◆ GIVEN REQUEST
Tally up the lines where the string "nový" appears; reply with the number only.

◆ EXTRACTED DATA
================================

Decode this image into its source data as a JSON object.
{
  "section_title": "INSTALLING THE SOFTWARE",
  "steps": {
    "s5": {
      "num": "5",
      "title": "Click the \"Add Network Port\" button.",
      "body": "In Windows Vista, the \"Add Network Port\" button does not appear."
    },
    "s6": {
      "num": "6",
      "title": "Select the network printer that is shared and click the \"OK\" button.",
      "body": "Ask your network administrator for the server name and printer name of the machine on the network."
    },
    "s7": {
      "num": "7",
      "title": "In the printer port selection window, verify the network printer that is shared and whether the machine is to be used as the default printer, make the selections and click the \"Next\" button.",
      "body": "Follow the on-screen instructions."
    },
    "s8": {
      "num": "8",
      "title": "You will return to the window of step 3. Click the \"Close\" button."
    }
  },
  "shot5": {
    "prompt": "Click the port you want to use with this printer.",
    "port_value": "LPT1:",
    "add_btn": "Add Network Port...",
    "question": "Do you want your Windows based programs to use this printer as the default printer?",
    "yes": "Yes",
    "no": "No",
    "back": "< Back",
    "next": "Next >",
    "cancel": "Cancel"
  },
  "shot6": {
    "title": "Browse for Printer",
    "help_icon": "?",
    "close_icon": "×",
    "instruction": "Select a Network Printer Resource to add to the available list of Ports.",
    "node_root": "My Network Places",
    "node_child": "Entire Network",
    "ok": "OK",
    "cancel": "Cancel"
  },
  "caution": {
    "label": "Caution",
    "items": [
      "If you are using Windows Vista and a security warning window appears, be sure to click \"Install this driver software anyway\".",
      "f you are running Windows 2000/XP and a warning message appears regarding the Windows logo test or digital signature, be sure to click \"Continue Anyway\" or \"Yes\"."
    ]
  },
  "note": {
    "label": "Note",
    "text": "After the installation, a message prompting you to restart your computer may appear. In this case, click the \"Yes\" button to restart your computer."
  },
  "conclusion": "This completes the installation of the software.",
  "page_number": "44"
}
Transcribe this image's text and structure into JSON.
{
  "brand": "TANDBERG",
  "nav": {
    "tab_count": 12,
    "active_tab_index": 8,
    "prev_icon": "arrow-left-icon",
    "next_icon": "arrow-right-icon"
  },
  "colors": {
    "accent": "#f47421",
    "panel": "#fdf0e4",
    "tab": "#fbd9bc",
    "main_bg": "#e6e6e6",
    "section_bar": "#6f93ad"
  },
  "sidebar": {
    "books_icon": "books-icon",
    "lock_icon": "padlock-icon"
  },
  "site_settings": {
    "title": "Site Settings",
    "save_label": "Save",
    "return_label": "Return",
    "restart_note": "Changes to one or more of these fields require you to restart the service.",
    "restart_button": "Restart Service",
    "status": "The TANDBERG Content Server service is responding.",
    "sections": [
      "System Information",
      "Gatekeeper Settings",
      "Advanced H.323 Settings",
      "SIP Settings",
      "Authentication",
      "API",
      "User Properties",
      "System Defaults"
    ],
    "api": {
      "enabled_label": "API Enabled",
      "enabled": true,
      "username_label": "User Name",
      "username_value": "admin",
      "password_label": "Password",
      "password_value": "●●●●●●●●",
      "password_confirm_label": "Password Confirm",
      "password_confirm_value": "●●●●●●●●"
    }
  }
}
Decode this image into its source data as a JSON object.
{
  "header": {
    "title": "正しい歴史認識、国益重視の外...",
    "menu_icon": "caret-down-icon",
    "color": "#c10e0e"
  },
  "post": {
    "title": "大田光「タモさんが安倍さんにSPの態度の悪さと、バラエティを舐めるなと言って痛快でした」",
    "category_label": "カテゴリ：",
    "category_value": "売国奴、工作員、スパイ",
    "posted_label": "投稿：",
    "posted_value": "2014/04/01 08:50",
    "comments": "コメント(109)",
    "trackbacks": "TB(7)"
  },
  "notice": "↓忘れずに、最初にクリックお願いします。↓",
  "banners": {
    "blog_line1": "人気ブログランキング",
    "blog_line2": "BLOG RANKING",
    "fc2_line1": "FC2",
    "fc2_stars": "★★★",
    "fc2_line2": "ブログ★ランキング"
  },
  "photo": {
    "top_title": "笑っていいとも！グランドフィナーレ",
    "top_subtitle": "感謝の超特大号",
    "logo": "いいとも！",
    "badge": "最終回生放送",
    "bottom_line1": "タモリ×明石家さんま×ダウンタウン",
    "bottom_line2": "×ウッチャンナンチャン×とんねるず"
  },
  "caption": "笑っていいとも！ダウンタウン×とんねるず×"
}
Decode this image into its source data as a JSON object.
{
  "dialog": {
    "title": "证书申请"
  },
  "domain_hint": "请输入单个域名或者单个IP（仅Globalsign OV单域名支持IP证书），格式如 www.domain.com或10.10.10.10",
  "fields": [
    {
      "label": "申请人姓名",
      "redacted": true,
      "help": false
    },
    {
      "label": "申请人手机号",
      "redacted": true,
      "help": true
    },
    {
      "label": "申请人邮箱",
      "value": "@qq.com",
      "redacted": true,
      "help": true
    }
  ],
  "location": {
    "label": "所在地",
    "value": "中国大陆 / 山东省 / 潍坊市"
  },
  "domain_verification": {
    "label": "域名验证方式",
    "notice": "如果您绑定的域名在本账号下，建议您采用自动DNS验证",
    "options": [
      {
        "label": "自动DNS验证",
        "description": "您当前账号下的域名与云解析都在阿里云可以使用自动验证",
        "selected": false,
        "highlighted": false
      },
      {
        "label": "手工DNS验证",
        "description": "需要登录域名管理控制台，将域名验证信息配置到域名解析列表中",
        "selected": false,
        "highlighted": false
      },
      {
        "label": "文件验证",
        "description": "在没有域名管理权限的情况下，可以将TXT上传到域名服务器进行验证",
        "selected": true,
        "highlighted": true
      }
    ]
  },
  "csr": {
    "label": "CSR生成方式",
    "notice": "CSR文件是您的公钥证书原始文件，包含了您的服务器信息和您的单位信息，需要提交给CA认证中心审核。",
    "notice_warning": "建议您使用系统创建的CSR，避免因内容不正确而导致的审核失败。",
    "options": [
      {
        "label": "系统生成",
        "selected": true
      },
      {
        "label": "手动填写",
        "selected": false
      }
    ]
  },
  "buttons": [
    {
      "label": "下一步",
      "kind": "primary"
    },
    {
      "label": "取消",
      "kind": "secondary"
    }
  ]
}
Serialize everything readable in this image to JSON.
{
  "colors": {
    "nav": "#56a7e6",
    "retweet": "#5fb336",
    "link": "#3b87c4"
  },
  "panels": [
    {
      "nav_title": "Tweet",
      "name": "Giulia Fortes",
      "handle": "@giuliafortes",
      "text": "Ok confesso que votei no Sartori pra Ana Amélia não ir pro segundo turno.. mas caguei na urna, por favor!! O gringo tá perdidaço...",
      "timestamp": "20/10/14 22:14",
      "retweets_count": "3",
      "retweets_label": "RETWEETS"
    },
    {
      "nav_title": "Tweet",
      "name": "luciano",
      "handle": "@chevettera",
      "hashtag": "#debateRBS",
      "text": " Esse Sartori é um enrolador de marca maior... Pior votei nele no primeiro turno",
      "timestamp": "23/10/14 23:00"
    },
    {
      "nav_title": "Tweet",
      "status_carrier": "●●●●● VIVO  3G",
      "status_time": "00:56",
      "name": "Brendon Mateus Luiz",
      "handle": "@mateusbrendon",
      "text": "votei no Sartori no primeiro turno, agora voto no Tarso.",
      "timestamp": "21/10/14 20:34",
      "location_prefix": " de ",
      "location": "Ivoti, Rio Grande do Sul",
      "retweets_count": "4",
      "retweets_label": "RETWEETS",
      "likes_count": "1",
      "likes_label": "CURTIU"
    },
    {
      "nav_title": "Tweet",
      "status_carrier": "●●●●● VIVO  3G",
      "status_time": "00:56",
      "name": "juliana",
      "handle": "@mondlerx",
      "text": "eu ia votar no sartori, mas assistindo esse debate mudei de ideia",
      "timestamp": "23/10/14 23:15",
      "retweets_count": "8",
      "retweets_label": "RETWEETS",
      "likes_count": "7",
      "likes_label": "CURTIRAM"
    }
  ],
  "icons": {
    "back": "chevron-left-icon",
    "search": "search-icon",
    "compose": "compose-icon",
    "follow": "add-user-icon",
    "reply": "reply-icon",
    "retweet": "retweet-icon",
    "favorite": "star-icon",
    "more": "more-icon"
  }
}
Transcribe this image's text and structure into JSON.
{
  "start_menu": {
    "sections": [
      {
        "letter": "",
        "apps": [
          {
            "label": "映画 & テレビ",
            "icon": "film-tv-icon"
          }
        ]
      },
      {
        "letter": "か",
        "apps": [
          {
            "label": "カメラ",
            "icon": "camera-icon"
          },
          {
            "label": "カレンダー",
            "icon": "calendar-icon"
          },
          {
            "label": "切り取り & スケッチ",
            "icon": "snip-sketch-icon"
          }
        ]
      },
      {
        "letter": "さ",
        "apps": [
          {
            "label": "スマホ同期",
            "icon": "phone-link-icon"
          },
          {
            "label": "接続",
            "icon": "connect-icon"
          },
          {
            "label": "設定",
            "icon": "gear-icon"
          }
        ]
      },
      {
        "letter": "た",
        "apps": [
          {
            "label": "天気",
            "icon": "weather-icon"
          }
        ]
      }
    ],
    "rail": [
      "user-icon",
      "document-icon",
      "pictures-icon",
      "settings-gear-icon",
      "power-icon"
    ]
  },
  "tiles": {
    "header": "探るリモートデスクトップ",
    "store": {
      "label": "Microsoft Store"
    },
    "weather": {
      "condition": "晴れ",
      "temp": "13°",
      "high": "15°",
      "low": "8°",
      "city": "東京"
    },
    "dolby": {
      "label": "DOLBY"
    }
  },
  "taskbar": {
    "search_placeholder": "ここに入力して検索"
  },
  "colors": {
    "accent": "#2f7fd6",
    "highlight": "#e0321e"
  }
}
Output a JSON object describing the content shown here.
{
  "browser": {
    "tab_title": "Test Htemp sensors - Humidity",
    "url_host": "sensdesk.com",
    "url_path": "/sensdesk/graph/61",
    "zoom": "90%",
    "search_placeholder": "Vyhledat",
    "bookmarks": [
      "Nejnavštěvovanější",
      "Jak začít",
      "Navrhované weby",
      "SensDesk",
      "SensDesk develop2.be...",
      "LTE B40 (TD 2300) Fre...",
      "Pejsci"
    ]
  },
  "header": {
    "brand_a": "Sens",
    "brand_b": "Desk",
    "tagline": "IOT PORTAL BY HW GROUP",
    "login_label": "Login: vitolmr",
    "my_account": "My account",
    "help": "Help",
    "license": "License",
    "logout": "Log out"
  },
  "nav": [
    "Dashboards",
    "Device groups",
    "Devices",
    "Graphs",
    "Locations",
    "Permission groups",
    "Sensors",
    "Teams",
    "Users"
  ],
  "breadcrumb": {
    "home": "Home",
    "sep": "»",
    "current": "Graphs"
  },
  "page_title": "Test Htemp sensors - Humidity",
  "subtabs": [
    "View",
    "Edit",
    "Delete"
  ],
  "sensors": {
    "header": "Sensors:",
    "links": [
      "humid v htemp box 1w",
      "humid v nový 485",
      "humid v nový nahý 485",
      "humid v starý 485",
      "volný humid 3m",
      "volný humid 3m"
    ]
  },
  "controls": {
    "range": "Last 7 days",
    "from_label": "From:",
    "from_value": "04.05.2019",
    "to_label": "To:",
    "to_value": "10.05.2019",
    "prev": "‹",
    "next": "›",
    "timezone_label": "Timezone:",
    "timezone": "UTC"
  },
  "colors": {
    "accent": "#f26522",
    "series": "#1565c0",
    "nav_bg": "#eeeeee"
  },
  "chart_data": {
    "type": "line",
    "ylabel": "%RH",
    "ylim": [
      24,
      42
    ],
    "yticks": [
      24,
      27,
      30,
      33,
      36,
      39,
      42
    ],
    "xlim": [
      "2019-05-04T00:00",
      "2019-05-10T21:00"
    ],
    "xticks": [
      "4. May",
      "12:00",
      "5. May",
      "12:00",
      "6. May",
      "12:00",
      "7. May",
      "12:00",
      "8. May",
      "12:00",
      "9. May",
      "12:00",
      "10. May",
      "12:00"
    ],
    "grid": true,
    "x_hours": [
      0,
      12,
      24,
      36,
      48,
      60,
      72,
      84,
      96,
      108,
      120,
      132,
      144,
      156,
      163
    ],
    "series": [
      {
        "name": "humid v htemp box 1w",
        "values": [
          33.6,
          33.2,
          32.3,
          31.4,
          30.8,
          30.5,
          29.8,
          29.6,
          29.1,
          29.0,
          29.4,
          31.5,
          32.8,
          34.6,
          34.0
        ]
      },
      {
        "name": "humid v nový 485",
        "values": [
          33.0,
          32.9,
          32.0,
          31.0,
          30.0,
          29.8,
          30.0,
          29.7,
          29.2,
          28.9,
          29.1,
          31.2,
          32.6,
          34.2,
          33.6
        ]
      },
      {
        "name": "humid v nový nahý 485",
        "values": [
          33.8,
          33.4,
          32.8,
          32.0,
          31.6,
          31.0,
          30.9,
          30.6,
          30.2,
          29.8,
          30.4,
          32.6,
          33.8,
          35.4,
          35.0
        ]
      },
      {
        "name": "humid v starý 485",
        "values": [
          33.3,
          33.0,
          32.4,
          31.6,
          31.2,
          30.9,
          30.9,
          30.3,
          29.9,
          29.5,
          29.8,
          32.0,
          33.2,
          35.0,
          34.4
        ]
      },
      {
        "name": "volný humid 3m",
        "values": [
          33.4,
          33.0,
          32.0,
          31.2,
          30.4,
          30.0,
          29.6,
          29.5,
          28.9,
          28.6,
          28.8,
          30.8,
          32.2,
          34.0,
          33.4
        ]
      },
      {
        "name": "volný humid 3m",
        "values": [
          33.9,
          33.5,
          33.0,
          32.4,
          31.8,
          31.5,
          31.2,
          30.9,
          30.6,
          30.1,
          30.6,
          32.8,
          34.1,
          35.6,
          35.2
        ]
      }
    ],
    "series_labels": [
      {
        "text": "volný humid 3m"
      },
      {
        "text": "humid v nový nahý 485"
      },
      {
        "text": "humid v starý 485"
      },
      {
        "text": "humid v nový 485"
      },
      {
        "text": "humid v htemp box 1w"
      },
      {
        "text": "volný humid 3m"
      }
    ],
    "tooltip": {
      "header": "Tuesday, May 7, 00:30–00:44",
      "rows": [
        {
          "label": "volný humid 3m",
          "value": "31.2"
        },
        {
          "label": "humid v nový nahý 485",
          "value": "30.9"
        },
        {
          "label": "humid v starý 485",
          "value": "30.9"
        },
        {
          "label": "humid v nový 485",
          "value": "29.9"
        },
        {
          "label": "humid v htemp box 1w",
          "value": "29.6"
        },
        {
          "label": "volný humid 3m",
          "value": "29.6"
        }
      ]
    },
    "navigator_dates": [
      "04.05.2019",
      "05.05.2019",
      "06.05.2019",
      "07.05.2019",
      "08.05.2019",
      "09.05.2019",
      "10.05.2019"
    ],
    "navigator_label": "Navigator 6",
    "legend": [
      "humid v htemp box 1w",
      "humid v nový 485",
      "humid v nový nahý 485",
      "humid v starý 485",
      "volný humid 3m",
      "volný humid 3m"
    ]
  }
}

================================

◆ REPLY TO THE EXERCISE
10